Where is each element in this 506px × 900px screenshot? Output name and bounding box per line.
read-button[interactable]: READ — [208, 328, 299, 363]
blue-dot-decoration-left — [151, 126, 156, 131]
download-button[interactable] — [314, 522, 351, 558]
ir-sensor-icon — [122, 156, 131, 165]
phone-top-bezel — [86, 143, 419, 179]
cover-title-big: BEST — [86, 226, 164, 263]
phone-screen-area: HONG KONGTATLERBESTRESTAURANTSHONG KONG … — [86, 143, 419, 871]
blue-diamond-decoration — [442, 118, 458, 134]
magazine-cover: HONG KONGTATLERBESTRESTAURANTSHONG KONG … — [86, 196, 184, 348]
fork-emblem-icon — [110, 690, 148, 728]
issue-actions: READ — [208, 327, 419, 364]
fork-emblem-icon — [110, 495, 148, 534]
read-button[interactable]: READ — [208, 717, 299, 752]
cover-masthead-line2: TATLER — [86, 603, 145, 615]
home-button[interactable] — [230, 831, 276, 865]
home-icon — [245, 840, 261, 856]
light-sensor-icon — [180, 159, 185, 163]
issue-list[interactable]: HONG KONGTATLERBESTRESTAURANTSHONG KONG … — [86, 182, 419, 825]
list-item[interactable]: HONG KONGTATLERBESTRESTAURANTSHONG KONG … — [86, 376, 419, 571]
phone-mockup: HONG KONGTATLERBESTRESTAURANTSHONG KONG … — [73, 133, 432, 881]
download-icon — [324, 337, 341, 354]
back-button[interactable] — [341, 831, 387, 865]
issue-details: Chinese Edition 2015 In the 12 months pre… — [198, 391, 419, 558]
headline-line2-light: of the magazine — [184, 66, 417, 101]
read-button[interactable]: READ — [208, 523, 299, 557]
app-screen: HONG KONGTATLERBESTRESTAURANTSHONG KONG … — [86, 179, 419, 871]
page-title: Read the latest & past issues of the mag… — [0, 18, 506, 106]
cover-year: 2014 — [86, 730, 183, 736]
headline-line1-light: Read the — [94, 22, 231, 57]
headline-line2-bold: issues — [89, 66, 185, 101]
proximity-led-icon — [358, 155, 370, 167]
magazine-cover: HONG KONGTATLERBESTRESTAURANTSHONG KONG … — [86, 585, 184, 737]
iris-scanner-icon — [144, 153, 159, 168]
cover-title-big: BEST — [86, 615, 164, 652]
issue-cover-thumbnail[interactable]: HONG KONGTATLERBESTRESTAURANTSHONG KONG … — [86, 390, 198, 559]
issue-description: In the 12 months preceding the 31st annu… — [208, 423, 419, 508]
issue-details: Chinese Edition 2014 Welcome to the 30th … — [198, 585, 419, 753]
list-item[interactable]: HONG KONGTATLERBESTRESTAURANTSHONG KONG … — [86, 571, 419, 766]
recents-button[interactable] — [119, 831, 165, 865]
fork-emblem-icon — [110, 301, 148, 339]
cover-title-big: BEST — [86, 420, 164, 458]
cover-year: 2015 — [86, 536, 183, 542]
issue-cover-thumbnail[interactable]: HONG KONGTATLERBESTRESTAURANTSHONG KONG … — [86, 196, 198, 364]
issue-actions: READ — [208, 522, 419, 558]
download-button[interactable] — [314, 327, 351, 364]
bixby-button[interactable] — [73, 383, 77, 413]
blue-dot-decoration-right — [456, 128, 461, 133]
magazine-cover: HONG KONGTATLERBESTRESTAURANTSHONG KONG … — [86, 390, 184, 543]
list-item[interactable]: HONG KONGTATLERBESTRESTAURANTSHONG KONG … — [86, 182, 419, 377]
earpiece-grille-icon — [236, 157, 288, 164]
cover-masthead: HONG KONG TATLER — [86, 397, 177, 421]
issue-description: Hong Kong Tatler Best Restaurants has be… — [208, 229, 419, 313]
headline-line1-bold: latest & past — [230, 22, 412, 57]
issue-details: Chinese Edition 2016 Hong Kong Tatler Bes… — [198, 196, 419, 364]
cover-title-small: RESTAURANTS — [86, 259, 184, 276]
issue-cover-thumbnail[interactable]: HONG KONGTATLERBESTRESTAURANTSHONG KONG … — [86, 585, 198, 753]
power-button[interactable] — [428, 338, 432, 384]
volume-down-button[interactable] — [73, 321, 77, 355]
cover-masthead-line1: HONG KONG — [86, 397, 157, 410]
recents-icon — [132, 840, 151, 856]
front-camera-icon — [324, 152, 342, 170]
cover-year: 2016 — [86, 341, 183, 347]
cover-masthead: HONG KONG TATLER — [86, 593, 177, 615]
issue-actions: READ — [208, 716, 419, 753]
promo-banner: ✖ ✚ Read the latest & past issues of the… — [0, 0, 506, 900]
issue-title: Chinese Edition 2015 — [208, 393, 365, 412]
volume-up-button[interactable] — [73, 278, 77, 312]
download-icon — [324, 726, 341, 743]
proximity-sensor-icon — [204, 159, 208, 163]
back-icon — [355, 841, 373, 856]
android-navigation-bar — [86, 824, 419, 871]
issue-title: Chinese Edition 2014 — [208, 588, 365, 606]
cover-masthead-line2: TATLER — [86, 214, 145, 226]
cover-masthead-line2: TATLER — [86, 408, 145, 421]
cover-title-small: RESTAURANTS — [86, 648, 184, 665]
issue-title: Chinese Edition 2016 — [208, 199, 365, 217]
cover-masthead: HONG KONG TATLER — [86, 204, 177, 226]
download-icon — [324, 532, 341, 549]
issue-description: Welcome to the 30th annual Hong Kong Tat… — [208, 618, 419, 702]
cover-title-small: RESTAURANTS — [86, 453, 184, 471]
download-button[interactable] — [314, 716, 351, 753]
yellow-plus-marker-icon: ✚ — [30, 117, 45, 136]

------------------------------------------------

■ **Given request**: Turn all the lines above into a numbered list, leaving out any blank lines.

■ **Output**:
1. Where is each element in this 506px × 900px screenshot? Output name and bounding box per line.
2. read-button[interactable]: READ — [208, 328, 299, 363]
3. blue-dot-decoration-left — [151, 126, 156, 131]
4. download-button[interactable] — [314, 522, 351, 558]
5. ir-sensor-icon — [122, 156, 131, 165]
6. phone-top-bezel — [86, 143, 419, 179]
7. cover-title-big: BEST — [86, 226, 164, 263]
8. phone-screen-area: HONG KONGTATLERBESTRESTAURANTSHONG KONG … — [86, 143, 419, 871]
9. blue-diamond-decoration — [442, 118, 458, 134]
10. magazine-cover: HONG KONGTATLERBESTRESTAURANTSHONG KONG … — [86, 196, 184, 348]
11. fork-emblem-icon — [110, 690, 148, 728]
12. issue-actions: READ — [208, 327, 419, 364]
13. fork-emblem-icon — [110, 495, 148, 534]
14. read-button[interactable]: READ — [208, 717, 299, 752]
15. cover-masthead-line2: TATLER — [86, 603, 145, 615]
16. home-button[interactable] — [230, 831, 276, 865]
17. home-icon — [245, 840, 261, 856]
18. light-sensor-icon — [180, 159, 185, 163]
19. issue-list[interactable]: HONG KONGTATLERBESTRESTAURANTSHONG KONG … — [86, 182, 419, 825]
20. list-item[interactable]: HONG KONGTATLERBESTRESTAURANTSHONG KONG … — [86, 376, 419, 571]
21. phone-mockup: HONG KONGTATLERBESTRESTAURANTSHONG KONG … — [73, 133, 432, 881]
22. download-icon — [324, 337, 341, 354]
23. back-button[interactable] — [341, 831, 387, 865]
24. issue-details: Chinese Edition 2015 In the 12 months pre… — [198, 391, 419, 558]
25. headline-line2-light: of the magazine — [184, 66, 417, 101]
26. read-button[interactable]: READ — [208, 523, 299, 557]
27. app-screen: HONG KONGTATLERBESTRESTAURANTSHONG KONG … — [86, 179, 419, 871]
28. page-title: Read the latest & past issues of the mag… — [0, 18, 506, 106]
29. cover-year: 2014 — [86, 730, 183, 736]
30. headline-line1-light: Read the — [94, 22, 231, 57]
31. headline-line2-bold: issues — [89, 66, 185, 101]
32. proximity-led-icon — [358, 155, 370, 167]
33. magazine-cover: HONG KONGTATLERBESTRESTAURANTSHONG KONG … — [86, 585, 184, 737]
34. iris-scanner-icon — [144, 153, 159, 168]
35. cover-title-big: BEST — [86, 615, 164, 652]
36. issue-cover-thumbnail[interactable]: HONG KONGTATLERBESTRESTAURANTSHONG KONG … — [86, 390, 198, 559]
37. issue-description: In the 12 months preceding the 31st annu… — [208, 423, 419, 508]
38. issue-details: Chinese Edition 2014 Welcome to the 30th … — [198, 585, 419, 753]
39. list-item[interactable]: HONG KONGTATLERBESTRESTAURANTSHONG KONG … — [86, 571, 419, 766]
40. recents-button[interactable] — [119, 831, 165, 865]
41. fork-emblem-icon — [110, 301, 148, 339]
42. cover-title-big: BEST — [86, 420, 164, 458]
43. cover-year: 2015 — [86, 536, 183, 542]
44. issue-cover-thumbnail[interactable]: HONG KONGTATLERBESTRESTAURANTSHONG KONG … — [86, 196, 198, 364]
45. issue-actions: READ — [208, 522, 419, 558]
46. download-button[interactable] — [314, 327, 351, 364]
47. bixby-button[interactable] — [73, 383, 77, 413]
48. blue-dot-decoration-right — [456, 128, 461, 133]
49. magazine-cover: HONG KONGTATLERBESTRESTAURANTSHONG KONG … — [86, 390, 184, 543]
50. list-item[interactable]: HONG KONGTATLERBESTRESTAURANTSHONG KONG … — [86, 182, 419, 377]
51. earpiece-grille-icon — [236, 157, 288, 164]
52. cover-masthead: HONG KONG TATLER — [86, 397, 177, 421]
53. issue-description: Hong Kong Tatler Best Restaurants has be… — [208, 229, 419, 313]
54. headline-line1-bold: latest & past — [230, 22, 412, 57]
55. issue-details: Chinese Edition 2016 Hong Kong Tatler Bes… — [198, 196, 419, 364]
56. cover-title-small: RESTAURANTS — [86, 259, 184, 276]
57. issue-cover-thumbnail[interactable]: HONG KONGTATLERBESTRESTAURANTSHONG KONG … — [86, 585, 198, 753]
58. power-button[interactable] — [428, 338, 432, 384]
59. volume-down-button[interactable] — [73, 321, 77, 355]
60. cover-masthead-line1: HONG KONG — [86, 397, 157, 410]
61. recents-icon — [132, 840, 151, 856]
62. front-camera-icon — [324, 152, 342, 170]
63. cover-year: 2016 — [86, 341, 183, 347]
64. cover-masthead: HONG KONG TATLER — [86, 593, 177, 615]
65. issue-actions: READ — [208, 716, 419, 753]
66. promo-banner: ✖ ✚ Read the latest & past issues of the… — [0, 0, 506, 900]
67. issue-title: Chinese Edition 2015 — [208, 393, 365, 412]
68. volume-up-button[interactable] — [73, 278, 77, 312]
69. download-icon — [324, 726, 341, 743]
70. proximity-sensor-icon — [204, 159, 208, 163]
71. back-icon — [355, 841, 373, 856]
72. android-navigation-bar — [86, 824, 419, 871]
73. issue-title: Chinese Edition 2014 — [208, 588, 365, 606]
74. cover-masthead-line2: TATLER — [86, 214, 145, 226]
75. cover-masthead-line2: TATLER — [86, 408, 145, 421]
76. cover-title-small: RESTAURANTS — [86, 648, 184, 665]
77. issue-title: Chinese Edition 2016 — [208, 199, 365, 217]
78. cover-masthead: HONG KONG TATLER — [86, 204, 177, 226]
79. download-icon — [324, 532, 341, 549]
80. issue-description: Welcome to the 30th annual Hong Kong Tat… — [208, 618, 419, 702]
81. cover-title-small: RESTAURANTS — [86, 453, 184, 471]
82. download-button[interactable] — [314, 716, 351, 753]
83. yellow-plus-marker-icon: ✚ — [30, 117, 45, 136]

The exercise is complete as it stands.